What is needed: Check every line below for the word "York" and copy the ones that have it.

· · · · ·

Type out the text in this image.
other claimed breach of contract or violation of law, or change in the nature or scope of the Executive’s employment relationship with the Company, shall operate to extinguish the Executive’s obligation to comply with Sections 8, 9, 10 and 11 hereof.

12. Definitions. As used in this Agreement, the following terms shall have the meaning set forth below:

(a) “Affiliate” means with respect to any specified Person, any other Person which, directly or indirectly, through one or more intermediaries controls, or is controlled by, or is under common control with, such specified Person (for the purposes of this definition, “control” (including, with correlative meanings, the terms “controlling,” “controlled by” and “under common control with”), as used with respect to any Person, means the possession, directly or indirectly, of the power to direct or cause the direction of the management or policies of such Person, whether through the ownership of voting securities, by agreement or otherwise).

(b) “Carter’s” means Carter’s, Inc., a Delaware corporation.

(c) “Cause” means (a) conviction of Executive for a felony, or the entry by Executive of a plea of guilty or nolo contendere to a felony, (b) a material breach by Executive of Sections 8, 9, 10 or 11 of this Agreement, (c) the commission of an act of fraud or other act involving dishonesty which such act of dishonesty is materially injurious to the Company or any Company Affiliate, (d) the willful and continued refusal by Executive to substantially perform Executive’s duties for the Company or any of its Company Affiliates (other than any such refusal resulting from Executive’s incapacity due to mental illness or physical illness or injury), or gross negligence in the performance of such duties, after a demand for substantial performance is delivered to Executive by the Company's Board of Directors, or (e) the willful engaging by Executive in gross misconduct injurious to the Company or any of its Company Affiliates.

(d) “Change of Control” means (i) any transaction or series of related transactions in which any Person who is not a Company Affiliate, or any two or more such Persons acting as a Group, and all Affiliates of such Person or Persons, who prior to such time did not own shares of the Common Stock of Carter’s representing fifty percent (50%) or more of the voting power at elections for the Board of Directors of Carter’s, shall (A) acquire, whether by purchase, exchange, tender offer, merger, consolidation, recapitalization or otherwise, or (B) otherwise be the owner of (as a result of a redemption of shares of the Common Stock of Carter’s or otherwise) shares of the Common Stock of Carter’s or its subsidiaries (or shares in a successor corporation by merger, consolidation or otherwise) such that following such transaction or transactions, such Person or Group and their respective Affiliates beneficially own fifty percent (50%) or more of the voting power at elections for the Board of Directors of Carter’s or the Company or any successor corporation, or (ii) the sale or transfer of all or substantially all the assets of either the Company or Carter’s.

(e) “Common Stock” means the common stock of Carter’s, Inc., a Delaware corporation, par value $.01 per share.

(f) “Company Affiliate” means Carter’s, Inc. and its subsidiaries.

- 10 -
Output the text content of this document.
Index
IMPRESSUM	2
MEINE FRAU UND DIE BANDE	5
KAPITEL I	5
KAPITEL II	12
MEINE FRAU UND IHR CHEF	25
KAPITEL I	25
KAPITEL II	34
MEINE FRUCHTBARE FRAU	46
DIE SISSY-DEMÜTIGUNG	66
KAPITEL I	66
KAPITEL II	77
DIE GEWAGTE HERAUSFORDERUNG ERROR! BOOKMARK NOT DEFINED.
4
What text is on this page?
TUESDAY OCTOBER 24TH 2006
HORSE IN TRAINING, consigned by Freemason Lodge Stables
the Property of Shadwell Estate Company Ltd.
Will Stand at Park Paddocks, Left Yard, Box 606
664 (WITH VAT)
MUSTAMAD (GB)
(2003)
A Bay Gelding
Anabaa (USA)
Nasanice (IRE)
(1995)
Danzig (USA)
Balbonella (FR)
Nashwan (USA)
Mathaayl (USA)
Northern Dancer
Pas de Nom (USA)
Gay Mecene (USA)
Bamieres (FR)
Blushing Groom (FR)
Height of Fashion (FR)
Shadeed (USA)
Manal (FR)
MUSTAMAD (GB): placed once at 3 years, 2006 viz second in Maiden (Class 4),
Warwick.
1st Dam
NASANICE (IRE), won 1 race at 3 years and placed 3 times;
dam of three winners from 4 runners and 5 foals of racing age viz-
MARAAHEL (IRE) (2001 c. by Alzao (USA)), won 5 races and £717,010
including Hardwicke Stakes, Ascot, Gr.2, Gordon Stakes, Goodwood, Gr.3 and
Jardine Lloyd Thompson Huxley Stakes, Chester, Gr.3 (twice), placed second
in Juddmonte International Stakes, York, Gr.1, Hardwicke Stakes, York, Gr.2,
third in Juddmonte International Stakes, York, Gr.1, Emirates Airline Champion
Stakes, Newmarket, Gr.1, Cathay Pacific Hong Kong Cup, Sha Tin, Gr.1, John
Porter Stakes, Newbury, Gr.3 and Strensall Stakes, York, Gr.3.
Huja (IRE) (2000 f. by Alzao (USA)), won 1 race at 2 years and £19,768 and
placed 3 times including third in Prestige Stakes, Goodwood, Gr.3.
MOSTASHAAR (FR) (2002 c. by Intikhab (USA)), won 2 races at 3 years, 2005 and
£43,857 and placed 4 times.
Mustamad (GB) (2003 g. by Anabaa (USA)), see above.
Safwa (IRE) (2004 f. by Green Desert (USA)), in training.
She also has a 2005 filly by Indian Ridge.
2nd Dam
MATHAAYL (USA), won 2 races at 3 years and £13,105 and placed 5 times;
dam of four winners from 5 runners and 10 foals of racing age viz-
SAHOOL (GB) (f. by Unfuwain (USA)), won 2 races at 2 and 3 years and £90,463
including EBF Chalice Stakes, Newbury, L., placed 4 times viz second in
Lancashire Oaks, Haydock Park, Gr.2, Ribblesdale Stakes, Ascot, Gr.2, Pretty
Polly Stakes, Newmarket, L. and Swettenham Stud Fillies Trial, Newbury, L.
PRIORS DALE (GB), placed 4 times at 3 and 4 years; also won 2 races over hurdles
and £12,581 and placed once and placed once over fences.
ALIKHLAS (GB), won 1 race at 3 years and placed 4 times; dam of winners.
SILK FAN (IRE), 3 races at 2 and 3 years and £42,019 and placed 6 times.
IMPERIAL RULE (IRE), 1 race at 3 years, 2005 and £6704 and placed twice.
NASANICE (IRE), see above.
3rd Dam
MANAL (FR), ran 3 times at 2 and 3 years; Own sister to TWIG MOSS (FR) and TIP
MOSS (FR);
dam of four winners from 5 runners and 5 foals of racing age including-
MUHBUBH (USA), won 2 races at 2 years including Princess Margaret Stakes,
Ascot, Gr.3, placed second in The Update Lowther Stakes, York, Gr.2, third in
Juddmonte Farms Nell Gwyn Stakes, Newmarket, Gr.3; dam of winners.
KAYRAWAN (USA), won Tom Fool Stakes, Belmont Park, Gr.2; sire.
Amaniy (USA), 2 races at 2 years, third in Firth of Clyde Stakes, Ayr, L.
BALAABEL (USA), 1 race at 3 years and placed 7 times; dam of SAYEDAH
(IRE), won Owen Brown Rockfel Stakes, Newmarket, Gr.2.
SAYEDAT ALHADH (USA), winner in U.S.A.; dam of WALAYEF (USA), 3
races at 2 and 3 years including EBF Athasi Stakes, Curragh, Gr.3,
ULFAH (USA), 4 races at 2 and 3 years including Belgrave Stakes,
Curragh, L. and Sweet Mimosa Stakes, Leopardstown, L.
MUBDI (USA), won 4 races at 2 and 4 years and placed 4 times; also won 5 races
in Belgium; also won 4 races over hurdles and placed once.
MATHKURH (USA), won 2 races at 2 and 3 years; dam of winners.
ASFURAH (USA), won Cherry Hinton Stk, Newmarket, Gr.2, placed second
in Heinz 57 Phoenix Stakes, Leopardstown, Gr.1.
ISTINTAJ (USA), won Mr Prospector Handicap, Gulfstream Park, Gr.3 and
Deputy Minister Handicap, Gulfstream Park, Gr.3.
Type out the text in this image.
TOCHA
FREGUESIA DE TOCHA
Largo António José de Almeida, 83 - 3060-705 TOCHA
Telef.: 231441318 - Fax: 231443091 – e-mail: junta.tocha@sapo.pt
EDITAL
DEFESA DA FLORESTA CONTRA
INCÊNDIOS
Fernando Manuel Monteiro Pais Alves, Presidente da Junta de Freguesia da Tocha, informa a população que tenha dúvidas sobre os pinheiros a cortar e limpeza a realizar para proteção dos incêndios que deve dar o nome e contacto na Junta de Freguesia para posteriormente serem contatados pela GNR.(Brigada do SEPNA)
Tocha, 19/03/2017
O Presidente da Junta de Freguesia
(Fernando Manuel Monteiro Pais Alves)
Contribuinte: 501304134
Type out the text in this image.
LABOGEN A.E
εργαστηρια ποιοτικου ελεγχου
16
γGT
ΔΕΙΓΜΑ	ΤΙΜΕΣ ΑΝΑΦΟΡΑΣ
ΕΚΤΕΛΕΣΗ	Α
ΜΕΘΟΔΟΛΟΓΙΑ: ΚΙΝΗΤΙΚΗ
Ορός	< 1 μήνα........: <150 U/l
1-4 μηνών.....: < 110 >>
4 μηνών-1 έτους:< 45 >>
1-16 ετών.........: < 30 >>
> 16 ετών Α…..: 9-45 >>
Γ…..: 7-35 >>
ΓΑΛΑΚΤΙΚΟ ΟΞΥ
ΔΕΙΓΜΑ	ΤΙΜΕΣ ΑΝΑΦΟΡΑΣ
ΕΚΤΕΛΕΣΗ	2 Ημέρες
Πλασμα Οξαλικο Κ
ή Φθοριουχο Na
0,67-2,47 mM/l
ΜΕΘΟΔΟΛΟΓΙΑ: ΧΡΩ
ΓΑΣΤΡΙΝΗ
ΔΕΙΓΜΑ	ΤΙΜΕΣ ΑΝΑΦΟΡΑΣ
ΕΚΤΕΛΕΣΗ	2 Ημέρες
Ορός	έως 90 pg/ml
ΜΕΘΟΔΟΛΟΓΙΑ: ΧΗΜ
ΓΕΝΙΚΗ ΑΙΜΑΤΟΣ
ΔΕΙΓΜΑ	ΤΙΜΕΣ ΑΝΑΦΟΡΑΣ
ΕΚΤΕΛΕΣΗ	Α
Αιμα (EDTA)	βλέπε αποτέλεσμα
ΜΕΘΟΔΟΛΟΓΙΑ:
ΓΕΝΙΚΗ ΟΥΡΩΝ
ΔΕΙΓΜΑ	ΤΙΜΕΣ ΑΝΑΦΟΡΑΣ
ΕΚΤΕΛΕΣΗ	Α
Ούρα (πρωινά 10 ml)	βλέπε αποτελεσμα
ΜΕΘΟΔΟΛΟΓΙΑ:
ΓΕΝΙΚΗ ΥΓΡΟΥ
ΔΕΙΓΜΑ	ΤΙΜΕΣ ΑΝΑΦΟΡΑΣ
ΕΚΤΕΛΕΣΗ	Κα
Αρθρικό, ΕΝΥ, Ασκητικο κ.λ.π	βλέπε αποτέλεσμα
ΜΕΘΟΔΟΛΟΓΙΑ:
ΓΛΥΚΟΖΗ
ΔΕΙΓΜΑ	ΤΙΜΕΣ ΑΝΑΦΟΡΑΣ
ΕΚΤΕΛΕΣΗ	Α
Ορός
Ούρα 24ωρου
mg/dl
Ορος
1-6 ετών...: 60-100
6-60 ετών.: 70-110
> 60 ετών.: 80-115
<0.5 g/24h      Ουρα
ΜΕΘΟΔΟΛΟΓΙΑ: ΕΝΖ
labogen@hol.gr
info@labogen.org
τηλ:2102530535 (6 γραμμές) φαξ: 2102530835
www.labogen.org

· · · · ·

Correct output:
in Juddmonte International Stakes, York, Gr.1, Hardwicke Stakes, York, Gr.2,
third in Juddmonte International Stakes, York, Gr.1, Emirates Airline Champion
Porter Stakes, Newbury, Gr.3 and Strensall Stakes, York, Gr.3.
Ascot, Gr.3, placed second in The Update Lowther Stakes, York, Gr.2, third in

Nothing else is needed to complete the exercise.